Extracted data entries

----

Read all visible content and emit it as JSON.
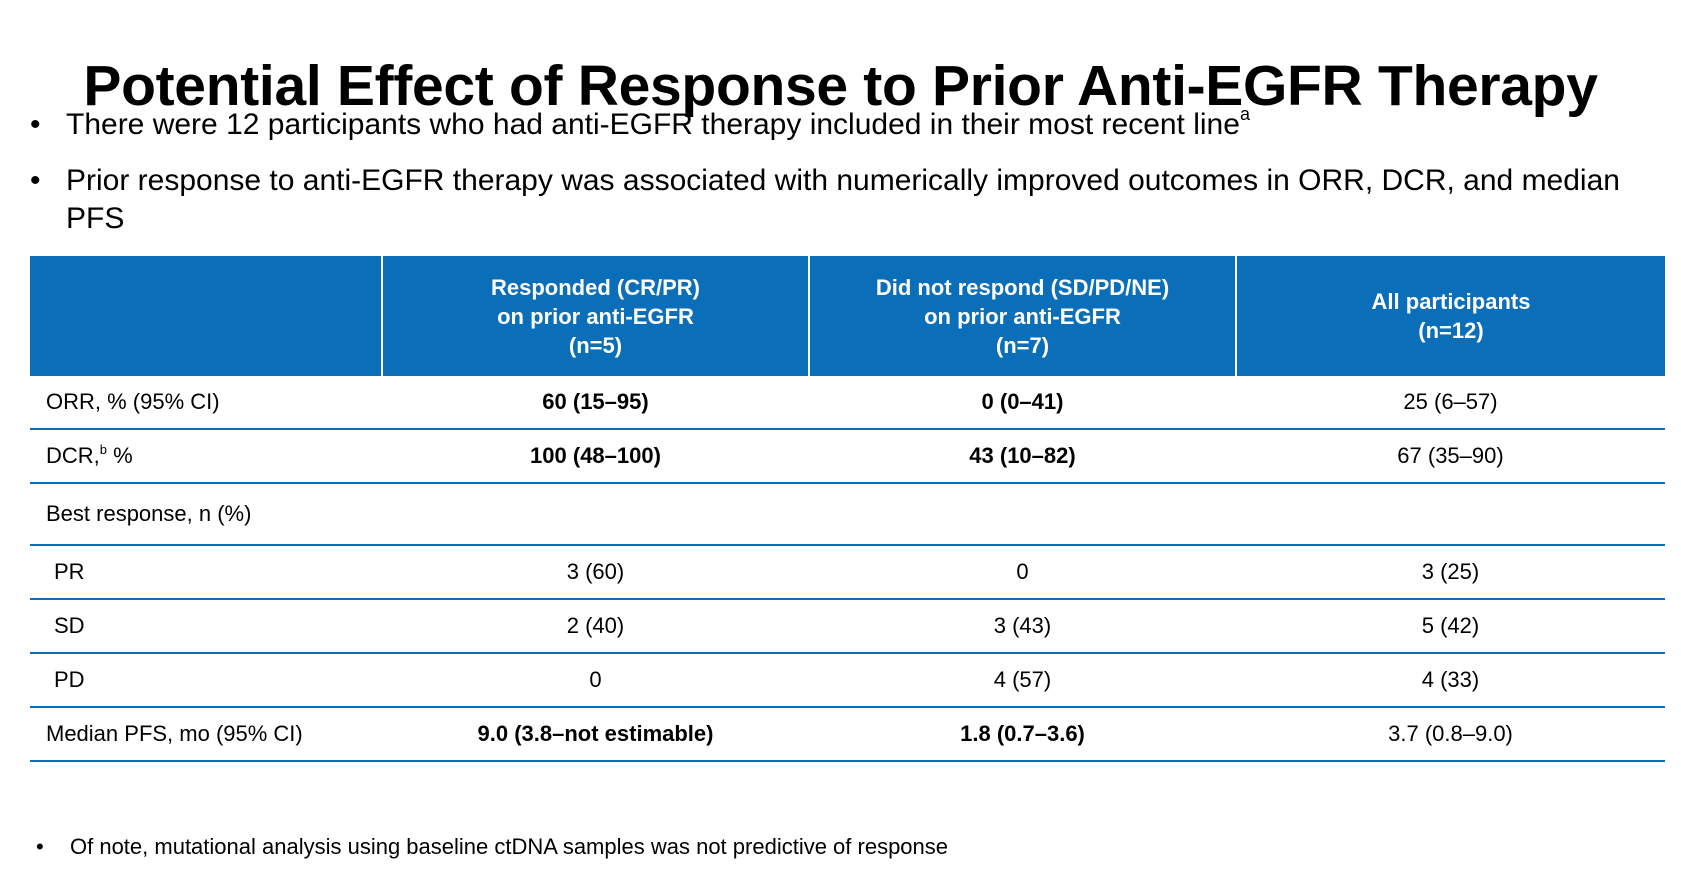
{
  "title": "Potential Effect of Response to Prior Anti-EGFR Therapy",
  "bullets": [
    {
      "text": "There were 12 participants who had anti-EGFR therapy included in their most recent line",
      "superscript": "a"
    },
    {
      "text": "Prior response to anti-EGFR therapy was associated with numerically improved outcomes in ORR, DCR, and median PFS"
    }
  ],
  "table": {
    "headers": [
      {
        "lines": [
          "",
          "",
          ""
        ]
      },
      {
        "lines": [
          "Responded (CR/PR)",
          "on prior anti-EGFR",
          "(n=5)"
        ]
      },
      {
        "lines": [
          "Did not respond (SD/PD/NE)",
          "on prior anti-EGFR",
          "(n=7)"
        ]
      },
      {
        "lines": [
          "All participants",
          "(n=12)",
          ""
        ]
      }
    ],
    "rows": [
      {
        "label": "ORR, % (95% CI)",
        "label_sup": "",
        "label_suffix": "",
        "cells": [
          "60 (15–95)",
          "0 (0–41)",
          "25 (6–57)"
        ],
        "bold": [
          true,
          true,
          false
        ]
      },
      {
        "label": "DCR,",
        "label_sup": "b",
        "label_suffix": " %",
        "cells": [
          "100 (48–100)",
          "43 (10–82)",
          "67 (35–90)"
        ],
        "bold": [
          true,
          true,
          false
        ]
      },
      {
        "label": "Best response, n (%)",
        "label_sup": "",
        "label_suffix": "",
        "cells": [
          "",
          "",
          ""
        ],
        "bold": [
          false,
          false,
          false
        ]
      },
      {
        "label": "PR",
        "label_sup": "",
        "label_suffix": "",
        "cells": [
          "3 (60)",
          "0",
          "3 (25)"
        ],
        "bold": [
          false,
          false,
          false
        ]
      },
      {
        "label": "SD",
        "label_sup": "",
        "label_suffix": "",
        "cells": [
          "2 (40)",
          "3 (43)",
          "5 (42)"
        ],
        "bold": [
          false,
          false,
          false
        ]
      },
      {
        "label": "PD",
        "label_sup": "",
        "label_suffix": "",
        "cells": [
          "0",
          "4 (57)",
          "4 (33)"
        ],
        "bold": [
          false,
          false,
          false
        ]
      },
      {
        "label": "Median PFS, mo (95% CI)",
        "label_sup": "",
        "label_suffix": "",
        "cells": [
          "9.0 (3.8–not estimable)",
          "1.8 (0.7–3.6)",
          "3.7 (0.8–9.0)"
        ],
        "bold": [
          true,
          true,
          false
        ]
      }
    ]
  },
  "footnote": "Of note, mutational analysis using baseline ctDNA samples was not predictive of response",
  "bullet_glyph": "•",
  "colors": {
    "header_bg": "#0a6fb8",
    "row_rule": "#0a6fb8",
    "text": "#000000"
  }
}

----

- [JOB] Omit pictures; set down the rest of the material word for word.

- [SOLUTION TO THIS TASK]
Read all visible content and emit it as JSON.
{
  "title": "Potential Effect of Response to Prior Anti-EGFR Therapy",
  "bullets": [
    {
      "text": "There were 12 participants who had anti-EGFR therapy included in their most recent line",
      "superscript": "a"
    },
    {
      "text": "Prior response to anti-EGFR therapy was associated with numerically improved outcomes in ORR, DCR, and median PFS"
    }
  ],
  "table": {
    "headers": [
      {
        "lines": [
          "",
          "",
          ""
        ]
      },
      {
        "lines": [
          "Responded (CR/PR)",
          "on prior anti-EGFR",
          "(n=5)"
        ]
      },
      {
        "lines": [
          "Did not respond (SD/PD/NE)",
          "on prior anti-EGFR",
          "(n=7)"
        ]
      },
      {
        "lines": [
          "All participants",
          "(n=12)",
          ""
        ]
      }
    ],
    "rows": [
      {
        "label": "ORR, % (95% CI)",
        "label_sup": "",
        "label_suffix": "",
        "cells": [
          "60 (15–95)",
          "0 (0–41)",
          "25 (6–57)"
        ],
        "bold": [
          true,
          true,
          false
        ]
      },
      {
        "label": "DCR,",
        "label_sup": "b",
        "label_suffix": " %",
        "cells": [
          "100 (48–100)",
          "43 (10–82)",
          "67 (35–90)"
        ],
        "bold": [
          true,
          true,
          false
        ]
      },
      {
        "label": "Best response, n (%)",
        "label_sup": "",
        "label_suffix": "",
        "cells": [
          "",
          "",
          ""
        ],
        "bold": [
          false,
          false,
          false
        ]
      },
      {
        "label": "PR",
        "label_sup": "",
        "label_suffix": "",
        "cells": [
          "3 (60)",
          "0",
          "3 (25)"
        ],
        "bold": [
          false,
          false,
          false
        ]
      },
      {
        "label": "SD",
        "label_sup": "",
        "label_suffix": "",
        "cells": [
          "2 (40)",
          "3 (43)",
          "5 (42)"
        ],
        "bold": [
          false,
          false,
          false
        ]
      },
      {
        "label": "PD",
        "label_sup": "",
        "label_suffix": "",
        "cells": [
          "0",
          "4 (57)",
          "4 (33)"
        ],
        "bold": [
          false,
          false,
          false
        ]
      },
      {
        "label": "Median PFS, mo (95% CI)",
        "label_sup": "",
        "label_suffix": "",
        "cells": [
          "9.0 (3.8–not estimable)",
          "1.8 (0.7–3.6)",
          "3.7 (0.8–9.0)"
        ],
        "bold": [
          true,
          true,
          false
        ]
      }
    ]
  },
  "footnote": "Of note, mutational analysis using baseline ctDNA samples was not predictive of response",
  "bullet_glyph": "•",
  "colors": {
    "header_bg": "#0a6fb8",
    "row_rule": "#0a6fb8",
    "text": "#000000"
  }
}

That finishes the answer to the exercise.